> _TASK GOAL_: Say how many lines of these entries include the word "week", and answer with the number alone.

BEGIN RECORDED DATA

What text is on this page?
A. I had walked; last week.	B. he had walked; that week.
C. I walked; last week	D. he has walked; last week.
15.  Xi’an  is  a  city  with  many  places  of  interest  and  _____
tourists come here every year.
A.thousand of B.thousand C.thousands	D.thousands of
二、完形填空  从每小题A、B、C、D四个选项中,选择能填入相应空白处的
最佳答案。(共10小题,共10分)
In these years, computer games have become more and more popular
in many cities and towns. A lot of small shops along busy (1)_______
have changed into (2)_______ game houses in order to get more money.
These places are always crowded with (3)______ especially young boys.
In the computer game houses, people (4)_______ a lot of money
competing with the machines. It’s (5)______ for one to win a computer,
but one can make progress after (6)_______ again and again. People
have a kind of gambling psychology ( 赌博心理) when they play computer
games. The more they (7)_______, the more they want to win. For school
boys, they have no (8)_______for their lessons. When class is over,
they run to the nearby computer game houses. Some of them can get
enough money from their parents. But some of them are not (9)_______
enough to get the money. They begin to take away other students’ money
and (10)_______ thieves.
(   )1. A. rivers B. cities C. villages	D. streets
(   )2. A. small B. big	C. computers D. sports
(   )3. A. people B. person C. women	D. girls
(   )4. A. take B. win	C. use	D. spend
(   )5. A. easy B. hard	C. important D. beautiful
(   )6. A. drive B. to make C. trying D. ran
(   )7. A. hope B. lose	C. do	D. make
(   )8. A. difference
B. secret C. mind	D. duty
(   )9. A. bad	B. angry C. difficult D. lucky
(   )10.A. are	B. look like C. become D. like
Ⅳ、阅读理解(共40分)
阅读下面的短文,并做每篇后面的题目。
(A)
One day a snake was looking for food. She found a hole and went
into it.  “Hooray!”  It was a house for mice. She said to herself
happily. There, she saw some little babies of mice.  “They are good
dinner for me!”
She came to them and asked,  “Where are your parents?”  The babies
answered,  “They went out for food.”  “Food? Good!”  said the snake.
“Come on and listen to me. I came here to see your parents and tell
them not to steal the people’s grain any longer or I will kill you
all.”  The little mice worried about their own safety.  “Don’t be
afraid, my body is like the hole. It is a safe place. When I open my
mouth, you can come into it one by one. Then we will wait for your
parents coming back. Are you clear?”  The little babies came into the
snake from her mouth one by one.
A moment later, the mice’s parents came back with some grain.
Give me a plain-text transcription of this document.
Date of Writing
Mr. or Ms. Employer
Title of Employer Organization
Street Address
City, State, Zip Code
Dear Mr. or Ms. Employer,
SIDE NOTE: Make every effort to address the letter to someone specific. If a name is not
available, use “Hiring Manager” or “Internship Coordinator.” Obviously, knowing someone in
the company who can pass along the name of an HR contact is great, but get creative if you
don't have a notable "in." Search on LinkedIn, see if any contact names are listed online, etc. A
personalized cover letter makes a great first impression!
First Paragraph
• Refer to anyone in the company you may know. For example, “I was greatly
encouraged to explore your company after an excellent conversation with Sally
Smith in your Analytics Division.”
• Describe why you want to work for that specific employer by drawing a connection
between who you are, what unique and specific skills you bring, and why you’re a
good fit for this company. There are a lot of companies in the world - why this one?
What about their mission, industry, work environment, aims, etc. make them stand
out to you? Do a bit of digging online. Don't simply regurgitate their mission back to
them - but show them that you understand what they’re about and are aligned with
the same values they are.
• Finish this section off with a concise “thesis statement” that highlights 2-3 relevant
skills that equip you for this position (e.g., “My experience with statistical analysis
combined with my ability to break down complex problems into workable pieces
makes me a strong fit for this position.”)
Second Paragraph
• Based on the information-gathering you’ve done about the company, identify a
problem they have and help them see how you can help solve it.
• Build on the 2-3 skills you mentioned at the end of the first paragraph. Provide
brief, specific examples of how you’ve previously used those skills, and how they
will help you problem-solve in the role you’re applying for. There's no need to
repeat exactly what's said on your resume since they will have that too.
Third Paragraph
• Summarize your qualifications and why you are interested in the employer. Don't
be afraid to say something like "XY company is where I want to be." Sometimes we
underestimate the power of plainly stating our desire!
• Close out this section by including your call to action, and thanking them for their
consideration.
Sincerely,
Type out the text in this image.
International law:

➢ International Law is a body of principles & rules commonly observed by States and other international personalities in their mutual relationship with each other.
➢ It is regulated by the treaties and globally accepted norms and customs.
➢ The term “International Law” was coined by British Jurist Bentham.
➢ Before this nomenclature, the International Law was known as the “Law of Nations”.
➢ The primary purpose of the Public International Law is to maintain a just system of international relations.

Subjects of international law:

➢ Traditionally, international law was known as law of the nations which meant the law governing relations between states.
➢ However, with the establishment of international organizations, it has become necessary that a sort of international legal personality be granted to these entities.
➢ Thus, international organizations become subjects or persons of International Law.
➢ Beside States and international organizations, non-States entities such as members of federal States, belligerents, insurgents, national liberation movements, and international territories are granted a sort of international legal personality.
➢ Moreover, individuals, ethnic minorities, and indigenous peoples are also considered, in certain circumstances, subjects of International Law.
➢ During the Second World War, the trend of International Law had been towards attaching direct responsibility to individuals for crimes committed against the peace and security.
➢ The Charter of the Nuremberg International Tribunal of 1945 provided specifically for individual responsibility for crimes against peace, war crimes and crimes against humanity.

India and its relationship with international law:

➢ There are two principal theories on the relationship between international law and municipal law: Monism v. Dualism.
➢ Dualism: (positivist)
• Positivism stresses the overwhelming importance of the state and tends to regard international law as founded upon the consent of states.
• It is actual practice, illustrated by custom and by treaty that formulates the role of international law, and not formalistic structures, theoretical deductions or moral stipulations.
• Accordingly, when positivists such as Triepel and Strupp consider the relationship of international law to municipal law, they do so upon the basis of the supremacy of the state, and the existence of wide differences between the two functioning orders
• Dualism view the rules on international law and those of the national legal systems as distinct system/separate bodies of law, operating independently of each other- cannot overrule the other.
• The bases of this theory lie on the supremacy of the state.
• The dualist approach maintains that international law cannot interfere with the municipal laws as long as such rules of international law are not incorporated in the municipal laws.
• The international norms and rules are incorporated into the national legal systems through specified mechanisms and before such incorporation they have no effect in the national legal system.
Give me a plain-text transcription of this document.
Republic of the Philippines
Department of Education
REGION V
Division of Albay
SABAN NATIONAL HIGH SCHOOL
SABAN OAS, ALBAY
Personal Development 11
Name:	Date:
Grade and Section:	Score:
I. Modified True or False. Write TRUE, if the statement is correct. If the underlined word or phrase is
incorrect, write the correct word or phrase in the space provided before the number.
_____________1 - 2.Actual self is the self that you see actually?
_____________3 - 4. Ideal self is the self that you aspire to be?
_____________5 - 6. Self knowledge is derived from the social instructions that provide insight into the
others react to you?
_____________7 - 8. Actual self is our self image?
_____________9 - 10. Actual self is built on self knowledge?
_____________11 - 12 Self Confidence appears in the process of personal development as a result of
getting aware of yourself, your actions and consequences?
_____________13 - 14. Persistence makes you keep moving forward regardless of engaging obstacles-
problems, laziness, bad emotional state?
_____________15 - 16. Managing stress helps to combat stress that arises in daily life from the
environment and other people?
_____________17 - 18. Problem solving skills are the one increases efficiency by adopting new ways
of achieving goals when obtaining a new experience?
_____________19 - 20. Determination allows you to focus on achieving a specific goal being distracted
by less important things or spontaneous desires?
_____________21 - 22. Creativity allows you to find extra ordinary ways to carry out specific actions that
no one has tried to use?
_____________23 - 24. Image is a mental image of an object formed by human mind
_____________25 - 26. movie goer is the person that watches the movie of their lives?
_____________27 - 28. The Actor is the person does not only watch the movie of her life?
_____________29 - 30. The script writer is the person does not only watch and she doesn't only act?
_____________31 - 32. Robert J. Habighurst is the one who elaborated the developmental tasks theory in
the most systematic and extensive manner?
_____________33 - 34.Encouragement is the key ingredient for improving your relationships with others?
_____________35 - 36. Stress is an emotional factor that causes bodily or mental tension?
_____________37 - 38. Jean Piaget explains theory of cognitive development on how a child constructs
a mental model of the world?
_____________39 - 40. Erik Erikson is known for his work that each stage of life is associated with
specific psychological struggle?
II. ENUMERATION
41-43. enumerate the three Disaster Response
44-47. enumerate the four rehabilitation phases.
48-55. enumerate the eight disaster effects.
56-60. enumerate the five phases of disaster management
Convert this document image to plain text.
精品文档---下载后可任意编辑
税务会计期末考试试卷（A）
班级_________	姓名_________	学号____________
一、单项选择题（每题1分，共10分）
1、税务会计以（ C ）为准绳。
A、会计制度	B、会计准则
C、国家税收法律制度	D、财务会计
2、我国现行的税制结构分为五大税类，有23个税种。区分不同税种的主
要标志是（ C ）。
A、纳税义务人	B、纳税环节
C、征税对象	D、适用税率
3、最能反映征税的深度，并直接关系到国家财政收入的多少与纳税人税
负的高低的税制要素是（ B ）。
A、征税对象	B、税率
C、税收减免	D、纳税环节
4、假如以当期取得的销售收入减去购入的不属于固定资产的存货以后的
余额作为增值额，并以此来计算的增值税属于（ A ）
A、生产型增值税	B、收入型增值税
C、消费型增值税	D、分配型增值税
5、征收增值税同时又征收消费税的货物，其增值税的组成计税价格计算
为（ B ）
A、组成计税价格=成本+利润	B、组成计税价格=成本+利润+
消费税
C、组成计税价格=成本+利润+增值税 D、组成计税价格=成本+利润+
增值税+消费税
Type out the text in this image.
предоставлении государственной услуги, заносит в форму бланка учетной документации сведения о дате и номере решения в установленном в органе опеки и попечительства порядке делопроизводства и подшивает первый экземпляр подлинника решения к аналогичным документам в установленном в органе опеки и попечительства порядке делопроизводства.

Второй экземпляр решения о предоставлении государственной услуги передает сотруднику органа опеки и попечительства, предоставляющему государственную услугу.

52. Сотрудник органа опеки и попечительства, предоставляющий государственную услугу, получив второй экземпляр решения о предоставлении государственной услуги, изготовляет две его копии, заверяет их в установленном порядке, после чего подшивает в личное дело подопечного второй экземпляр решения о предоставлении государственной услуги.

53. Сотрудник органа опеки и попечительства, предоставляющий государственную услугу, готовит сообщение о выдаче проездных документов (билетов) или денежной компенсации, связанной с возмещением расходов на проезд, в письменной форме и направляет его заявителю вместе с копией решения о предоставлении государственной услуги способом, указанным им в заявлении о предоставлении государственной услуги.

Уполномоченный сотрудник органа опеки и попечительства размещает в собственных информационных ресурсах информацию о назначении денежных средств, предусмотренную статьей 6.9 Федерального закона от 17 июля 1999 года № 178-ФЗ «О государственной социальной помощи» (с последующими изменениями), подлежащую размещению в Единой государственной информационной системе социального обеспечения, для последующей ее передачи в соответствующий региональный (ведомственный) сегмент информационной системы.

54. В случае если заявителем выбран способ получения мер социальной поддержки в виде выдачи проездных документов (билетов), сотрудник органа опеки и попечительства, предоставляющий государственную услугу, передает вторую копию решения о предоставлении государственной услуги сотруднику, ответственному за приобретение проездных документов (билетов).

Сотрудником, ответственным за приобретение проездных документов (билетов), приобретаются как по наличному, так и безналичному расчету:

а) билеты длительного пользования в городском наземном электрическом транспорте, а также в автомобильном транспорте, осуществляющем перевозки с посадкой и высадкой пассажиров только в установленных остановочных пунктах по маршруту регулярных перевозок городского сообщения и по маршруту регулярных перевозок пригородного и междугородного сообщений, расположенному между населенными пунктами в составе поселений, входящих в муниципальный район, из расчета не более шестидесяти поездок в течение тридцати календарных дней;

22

END RECORDED DATA

> _WRITTEN RESPONSE_: 2